== RAW DATA ==

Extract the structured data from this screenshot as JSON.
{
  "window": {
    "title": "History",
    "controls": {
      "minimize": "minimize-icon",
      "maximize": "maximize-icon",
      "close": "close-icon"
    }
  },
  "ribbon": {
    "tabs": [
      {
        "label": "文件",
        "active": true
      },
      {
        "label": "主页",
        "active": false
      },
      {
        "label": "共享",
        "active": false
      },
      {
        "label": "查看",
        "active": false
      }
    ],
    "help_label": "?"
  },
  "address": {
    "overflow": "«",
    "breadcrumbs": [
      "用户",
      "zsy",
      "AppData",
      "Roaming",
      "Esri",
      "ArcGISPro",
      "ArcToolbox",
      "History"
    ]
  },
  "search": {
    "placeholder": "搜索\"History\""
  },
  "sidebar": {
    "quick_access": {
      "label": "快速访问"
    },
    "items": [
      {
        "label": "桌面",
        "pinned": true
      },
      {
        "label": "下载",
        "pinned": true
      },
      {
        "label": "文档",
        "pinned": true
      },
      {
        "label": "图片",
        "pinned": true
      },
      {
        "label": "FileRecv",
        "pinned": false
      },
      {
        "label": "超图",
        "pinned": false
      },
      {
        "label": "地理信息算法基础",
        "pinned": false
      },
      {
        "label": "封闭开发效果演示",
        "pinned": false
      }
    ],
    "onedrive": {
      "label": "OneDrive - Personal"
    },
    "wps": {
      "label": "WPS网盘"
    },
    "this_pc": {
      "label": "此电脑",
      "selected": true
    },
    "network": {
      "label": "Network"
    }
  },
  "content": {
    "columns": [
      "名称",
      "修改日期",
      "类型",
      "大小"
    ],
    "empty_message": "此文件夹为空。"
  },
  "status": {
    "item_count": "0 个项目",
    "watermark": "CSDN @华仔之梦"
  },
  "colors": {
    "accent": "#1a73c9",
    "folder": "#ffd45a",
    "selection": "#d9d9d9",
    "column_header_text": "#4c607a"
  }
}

===

DO THIS:
Lines that hold the word "icon" are the ones to return, every one of them.

THE RESPONSE:
      "minimize": "minimize-icon",
      "maximize": "maximize-icon",
      "close": "close-icon"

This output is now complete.